INSTRUCTION → Reproduce each line from the records that holds "café".

>> START

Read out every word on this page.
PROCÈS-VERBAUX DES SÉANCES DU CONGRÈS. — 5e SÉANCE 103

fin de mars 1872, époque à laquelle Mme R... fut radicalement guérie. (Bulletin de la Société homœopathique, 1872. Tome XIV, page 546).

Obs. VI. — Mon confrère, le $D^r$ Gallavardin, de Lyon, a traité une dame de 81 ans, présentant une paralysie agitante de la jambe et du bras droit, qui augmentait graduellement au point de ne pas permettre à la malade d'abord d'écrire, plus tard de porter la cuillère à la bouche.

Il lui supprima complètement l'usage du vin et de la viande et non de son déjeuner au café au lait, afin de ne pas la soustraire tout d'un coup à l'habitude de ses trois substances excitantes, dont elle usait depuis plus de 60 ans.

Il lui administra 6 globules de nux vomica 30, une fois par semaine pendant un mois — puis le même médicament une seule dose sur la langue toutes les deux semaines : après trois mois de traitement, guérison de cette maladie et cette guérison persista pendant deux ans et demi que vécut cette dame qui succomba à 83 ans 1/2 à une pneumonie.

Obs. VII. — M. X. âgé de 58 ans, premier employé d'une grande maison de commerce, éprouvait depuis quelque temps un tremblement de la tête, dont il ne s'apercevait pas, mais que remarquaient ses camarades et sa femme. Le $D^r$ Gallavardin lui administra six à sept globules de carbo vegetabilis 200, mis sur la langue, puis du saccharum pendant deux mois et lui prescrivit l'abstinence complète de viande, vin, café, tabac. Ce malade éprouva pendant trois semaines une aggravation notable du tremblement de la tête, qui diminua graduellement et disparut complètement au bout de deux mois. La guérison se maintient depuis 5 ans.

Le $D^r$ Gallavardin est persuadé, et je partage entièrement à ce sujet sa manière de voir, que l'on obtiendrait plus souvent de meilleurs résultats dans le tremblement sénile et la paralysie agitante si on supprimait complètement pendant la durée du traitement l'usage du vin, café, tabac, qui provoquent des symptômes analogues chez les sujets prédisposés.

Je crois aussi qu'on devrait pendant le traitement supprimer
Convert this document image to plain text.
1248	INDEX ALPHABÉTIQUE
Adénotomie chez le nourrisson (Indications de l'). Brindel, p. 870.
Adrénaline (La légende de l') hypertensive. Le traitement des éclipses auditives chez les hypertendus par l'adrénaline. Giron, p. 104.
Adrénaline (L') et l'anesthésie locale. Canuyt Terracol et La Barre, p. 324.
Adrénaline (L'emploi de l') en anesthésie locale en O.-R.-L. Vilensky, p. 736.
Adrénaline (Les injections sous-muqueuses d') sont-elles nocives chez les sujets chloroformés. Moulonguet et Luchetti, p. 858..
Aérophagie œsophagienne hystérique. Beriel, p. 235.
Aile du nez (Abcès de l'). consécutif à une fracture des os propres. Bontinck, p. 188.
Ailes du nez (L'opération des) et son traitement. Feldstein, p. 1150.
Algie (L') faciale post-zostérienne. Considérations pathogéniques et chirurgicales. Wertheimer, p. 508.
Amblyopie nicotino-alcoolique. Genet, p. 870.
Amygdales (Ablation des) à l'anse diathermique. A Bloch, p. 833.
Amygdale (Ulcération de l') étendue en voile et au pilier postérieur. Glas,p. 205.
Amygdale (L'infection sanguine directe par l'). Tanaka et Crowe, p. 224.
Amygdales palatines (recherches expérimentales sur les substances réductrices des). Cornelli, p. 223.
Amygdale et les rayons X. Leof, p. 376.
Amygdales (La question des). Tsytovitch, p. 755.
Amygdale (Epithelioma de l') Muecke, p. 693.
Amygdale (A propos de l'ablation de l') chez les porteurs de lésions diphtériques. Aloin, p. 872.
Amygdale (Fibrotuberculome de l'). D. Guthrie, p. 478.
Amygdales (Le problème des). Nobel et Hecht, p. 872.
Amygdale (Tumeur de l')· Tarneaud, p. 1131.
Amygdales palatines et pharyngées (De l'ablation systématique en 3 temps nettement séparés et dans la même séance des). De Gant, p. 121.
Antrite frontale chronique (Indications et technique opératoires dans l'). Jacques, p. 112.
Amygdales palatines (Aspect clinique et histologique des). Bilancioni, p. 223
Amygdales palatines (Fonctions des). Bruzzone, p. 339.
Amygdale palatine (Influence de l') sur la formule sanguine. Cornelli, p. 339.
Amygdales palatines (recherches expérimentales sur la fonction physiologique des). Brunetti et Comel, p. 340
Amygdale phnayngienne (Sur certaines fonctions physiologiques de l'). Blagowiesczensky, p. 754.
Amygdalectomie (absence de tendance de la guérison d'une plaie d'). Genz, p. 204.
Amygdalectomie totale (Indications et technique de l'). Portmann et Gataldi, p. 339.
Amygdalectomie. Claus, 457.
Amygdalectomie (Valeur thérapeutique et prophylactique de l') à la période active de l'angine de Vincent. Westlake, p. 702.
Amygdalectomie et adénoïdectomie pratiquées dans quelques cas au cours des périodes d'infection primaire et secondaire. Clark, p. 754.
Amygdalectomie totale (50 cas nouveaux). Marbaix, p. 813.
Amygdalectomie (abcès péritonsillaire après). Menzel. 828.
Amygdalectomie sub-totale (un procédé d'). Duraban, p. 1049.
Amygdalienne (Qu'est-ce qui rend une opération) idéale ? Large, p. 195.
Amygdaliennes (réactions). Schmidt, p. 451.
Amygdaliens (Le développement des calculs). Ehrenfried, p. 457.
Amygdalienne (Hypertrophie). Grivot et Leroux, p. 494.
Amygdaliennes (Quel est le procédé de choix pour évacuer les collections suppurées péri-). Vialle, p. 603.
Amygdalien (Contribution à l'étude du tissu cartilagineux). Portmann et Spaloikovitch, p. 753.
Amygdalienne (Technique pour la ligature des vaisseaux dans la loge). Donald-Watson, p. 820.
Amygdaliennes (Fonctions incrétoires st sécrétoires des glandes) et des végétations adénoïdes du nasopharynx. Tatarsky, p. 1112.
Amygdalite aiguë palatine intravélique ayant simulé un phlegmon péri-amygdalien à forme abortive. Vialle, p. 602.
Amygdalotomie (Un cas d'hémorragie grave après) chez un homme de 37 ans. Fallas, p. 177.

>> END

CORRECT RESULT →
Il lui supprima complètement l'usage du vin et de la viande et non de son déjeuner au café au lait, afin de ne pas la soustraire tout d'un coup à l'habitude de ses trois substances excitantes, dont elle usait depuis plus de 60 ans.
Obs. VII. — M. X. âgé de 58 ans, premier employé d'une grande maison de commerce, éprouvait depuis quelque temps un tremblement de la tête, dont il ne s'apercevait pas, mais que remarquaient ses camarades et sa femme. Le $D^r$ Gallavardin lui administra six à sept globules de carbo vegetabilis 200, mis sur la langue, puis du saccharum pendant deux mois et lui prescrivit l'abstinence complète de viande, vin, café, tabac. Ce malade éprouva pendant trois semaines une aggravation notable du tremblement de la tête, qui diminua graduellement et disparut complètement au bout de deux mois. La guérison se maintient depuis 5 ans.
Le $D^r$ Gallavardin est persuadé, et je partage entièrement à ce sujet sa manière de voir, que l'on obtiendrait plus souvent de meilleurs résultats dans le tremblement sénile et la paralysie agitante si on supprimait complètement pendant la durée du traitement l'usage du vin, café, tabac, qui provoquent des symptômes analogues chez les sujets prédisposés.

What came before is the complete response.